• Instructions to follow
Retype every entry word for word.

── Records to process

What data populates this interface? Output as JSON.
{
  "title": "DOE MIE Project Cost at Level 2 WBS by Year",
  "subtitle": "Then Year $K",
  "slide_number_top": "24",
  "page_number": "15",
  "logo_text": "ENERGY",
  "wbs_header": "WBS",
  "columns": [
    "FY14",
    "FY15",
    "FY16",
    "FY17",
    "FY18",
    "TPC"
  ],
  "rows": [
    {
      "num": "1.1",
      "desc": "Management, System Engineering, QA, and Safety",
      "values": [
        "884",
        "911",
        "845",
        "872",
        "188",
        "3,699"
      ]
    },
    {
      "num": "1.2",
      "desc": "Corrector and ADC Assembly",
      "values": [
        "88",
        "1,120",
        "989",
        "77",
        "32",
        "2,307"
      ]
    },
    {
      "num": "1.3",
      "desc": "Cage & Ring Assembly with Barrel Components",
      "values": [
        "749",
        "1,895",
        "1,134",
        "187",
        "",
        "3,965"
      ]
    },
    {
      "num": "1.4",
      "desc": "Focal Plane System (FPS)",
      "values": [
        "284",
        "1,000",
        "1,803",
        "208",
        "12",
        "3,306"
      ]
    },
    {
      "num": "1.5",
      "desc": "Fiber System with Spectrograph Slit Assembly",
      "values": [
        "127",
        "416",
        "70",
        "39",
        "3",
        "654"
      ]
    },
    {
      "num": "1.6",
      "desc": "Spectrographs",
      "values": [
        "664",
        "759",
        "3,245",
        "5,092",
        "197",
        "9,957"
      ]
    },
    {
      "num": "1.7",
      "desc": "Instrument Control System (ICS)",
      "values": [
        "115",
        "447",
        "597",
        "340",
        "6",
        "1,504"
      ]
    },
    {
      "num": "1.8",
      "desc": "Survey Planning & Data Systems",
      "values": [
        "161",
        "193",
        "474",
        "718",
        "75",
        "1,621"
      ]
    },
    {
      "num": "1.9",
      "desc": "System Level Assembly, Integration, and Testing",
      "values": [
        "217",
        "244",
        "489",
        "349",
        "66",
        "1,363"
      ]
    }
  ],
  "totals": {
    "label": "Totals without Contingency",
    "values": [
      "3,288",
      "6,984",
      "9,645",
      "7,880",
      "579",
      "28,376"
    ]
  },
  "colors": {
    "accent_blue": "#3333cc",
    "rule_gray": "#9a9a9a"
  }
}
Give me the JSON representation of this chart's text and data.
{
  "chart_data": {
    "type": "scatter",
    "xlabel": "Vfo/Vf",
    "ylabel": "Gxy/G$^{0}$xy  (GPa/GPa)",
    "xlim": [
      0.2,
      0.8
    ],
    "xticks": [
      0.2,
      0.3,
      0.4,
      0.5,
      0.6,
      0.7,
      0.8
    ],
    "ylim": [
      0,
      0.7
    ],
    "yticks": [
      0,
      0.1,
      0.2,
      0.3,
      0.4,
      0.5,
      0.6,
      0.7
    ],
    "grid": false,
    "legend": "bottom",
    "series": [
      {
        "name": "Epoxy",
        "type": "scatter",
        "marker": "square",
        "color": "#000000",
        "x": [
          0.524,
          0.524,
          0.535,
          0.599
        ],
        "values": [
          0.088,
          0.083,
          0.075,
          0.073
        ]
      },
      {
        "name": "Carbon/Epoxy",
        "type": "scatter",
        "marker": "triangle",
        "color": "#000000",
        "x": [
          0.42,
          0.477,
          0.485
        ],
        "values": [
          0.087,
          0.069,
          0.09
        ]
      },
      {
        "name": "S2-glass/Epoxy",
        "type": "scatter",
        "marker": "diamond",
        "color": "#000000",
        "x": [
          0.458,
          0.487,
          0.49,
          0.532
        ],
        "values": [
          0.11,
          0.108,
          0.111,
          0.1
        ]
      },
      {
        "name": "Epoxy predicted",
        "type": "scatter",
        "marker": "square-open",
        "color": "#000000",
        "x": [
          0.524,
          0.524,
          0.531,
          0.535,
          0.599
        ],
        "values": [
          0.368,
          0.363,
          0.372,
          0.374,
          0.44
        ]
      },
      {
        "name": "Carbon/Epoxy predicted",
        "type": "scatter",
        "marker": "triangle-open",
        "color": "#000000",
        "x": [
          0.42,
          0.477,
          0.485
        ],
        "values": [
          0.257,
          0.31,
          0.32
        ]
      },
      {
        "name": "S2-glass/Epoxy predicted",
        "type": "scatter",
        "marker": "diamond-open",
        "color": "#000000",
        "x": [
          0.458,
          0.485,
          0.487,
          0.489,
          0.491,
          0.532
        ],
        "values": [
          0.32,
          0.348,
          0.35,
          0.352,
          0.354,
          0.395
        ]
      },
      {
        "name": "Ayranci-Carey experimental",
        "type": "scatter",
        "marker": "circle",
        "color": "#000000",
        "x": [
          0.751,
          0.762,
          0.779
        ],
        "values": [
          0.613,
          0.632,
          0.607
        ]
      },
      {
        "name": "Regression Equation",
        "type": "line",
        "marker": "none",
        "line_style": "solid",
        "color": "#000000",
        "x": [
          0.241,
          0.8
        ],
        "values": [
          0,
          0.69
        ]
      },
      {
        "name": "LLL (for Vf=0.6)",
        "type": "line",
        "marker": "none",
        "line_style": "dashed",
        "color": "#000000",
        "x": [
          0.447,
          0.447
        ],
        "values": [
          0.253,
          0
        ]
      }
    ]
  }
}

────

• Result for this task
What data populates this interface? Output as JSON.
{
  "title": "DOE MIE Project Cost at Level 2 WBS by Year",
  "subtitle": "Then Year $K",
  "slide_number_top": "24",
  "page_number": "15",
  "logo_text": "ENERGY",
  "wbs_header": "WBS",
  "columns": [
    "FY14",
    "FY15",
    "FY16",
    "FY17",
    "FY18",
    "TPC"
  ],
  "rows": [
    {
      "num": "1.1",
      "desc": "Management, System Engineering, QA, and Safety",
      "values": [
        "884",
        "911",
        "845",
        "872",
        "188",
        "3,699"
      ]
    },
    {
      "num": "1.2",
      "desc": "Corrector and ADC Assembly",
      "values": [
        "88",
        "1,120",
        "989",
        "77",
        "32",
        "2,307"
      ]
    },
    {
      "num": "1.3",
      "desc": "Cage & Ring Assembly with Barrel Components",
      "values": [
        "749",
        "1,895",
        "1,134",
        "187",
        "",
        "3,965"
      ]
    },
    {
      "num": "1.4",
      "desc": "Focal Plane System (FPS)",
      "values": [
        "284",
        "1,000",
        "1,803",
        "208",
        "12",
        "3,306"
      ]
    },
    {
      "num": "1.5",
      "desc": "Fiber System with Spectrograph Slit Assembly",
      "values": [
        "127",
        "416",
        "70",
        "39",
        "3",
        "654"
      ]
    },
    {
      "num": "1.6",
      "desc": "Spectrographs",
      "values": [
        "664",
        "759",
        "3,245",
        "5,092",
        "197",
        "9,957"
      ]
    },
    {
      "num": "1.7",
      "desc": "Instrument Control System (ICS)",
      "values": [
        "115",
        "447",
        "597",
        "340",
        "6",
        "1,504"
      ]
    },
    {
      "num": "1.8",
      "desc": "Survey Planning & Data Systems",
      "values": [
        "161",
        "193",
        "474",
        "718",
        "75",
        "1,621"
      ]
    },
    {
      "num": "1.9",
      "desc": "System Level Assembly, Integration, and Testing",
      "values": [
        "217",
        "244",
        "489",
        "349",
        "66",
        "1,363"
      ]
    }
  ],
  "totals": {
    "label": "Totals without Contingency",
    "values": [
      "3,288",
      "6,984",
      "9,645",
      "7,880",
      "579",
      "28,376"
    ]
  },
  "colors": {
    "accent_blue": "#3333cc",
    "rule_gray": "#9a9a9a"
  }
}
Give me the JSON representation of this chart's text and data.
{
  "chart_data": {
    "type": "scatter",
    "xlabel": "Vfo/Vf",
    "ylabel": "Gxy/G$^{0}$xy  (GPa/GPa)",
    "xlim": [
      0.2,
      0.8
    ],
    "xticks": [
      0.2,
      0.3,
      0.4,
      0.5,
      0.6,
      0.7,
      0.8
    ],
    "ylim": [
      0,
      0.7
    ],
    "yticks": [
      0,
      0.1,
      0.2,
      0.3,
      0.4,
      0.5,
      0.6,
      0.7
    ],
    "grid": false,
    "legend": "bottom",
    "series": [
      {
        "name": "Epoxy",
        "type": "scatter",
        "marker": "square",
        "color": "#000000",
        "x": [
          0.524,
          0.524,
          0.535,
          0.599
        ],
        "values": [
          0.088,
          0.083,
          0.075,
          0.073
        ]
      },
      {
        "name": "Carbon/Epoxy",
        "type": "scatter",
        "marker": "triangle",
        "color": "#000000",
        "x": [
          0.42,
          0.477,
          0.485
        ],
        "values": [
          0.087,
          0.069,
          0.09
        ]
      },
      {
        "name": "S2-glass/Epoxy",
        "type": "scatter",
        "marker": "diamond",
        "color": "#000000",
        "x": [
          0.458,
          0.487,
          0.49,
          0.532
        ],
        "values": [
          0.11,
          0.108,
          0.111,
          0.1
        ]
      },
      {
        "name": "Epoxy predicted",
        "type": "scatter",
        "marker": "square-open",
        "color": "#000000",
        "x": [
          0.524,
          0.524,
          0.531,
          0.535,
          0.599
        ],
        "values": [
          0.368,
          0.363,
          0.372,
          0.374,
          0.44
        ]
      },
      {
        "name": "Carbon/Epoxy predicted",
        "type": "scatter",
        "marker": "triangle-open",
        "color": "#000000",
        "x": [
          0.42,
          0.477,
          0.485
        ],
        "values": [
          0.257,
          0.31,
          0.32
        ]
      },
      {
        "name": "S2-glass/Epoxy predicted",
        "type": "scatter",
        "marker": "diamond-open",
        "color": "#000000",
        "x": [
          0.458,
          0.485,
          0.487,
          0.489,
          0.491,
          0.532
        ],
        "values": [
          0.32,
          0.348,
          0.35,
          0.352,
          0.354,
          0.395
        ]
      },
      {
        "name": "Ayranci-Carey experimental",
        "type": "scatter",
        "marker": "circle",
        "color": "#000000",
        "x": [
          0.751,
          0.762,
          0.779
        ],
        "values": [
          0.613,
          0.632,
          0.607
        ]
      },
      {
        "name": "Regression Equation",
        "type": "line",
        "marker": "none",
        "line_style": "solid",
        "color": "#000000",
        "x": [
          0.241,
          0.8
        ],
        "values": [
          0,
          0.69
        ]
      },
      {
        "name": "LLL (for Vf=0.6)",
        "type": "line",
        "marker": "none",
        "line_style": "dashed",
        "color": "#000000",
        "x": [
          0.447,
          0.447
        ],
        "values": [
          0.253,
          0
        ]
      }
    ]
  }
}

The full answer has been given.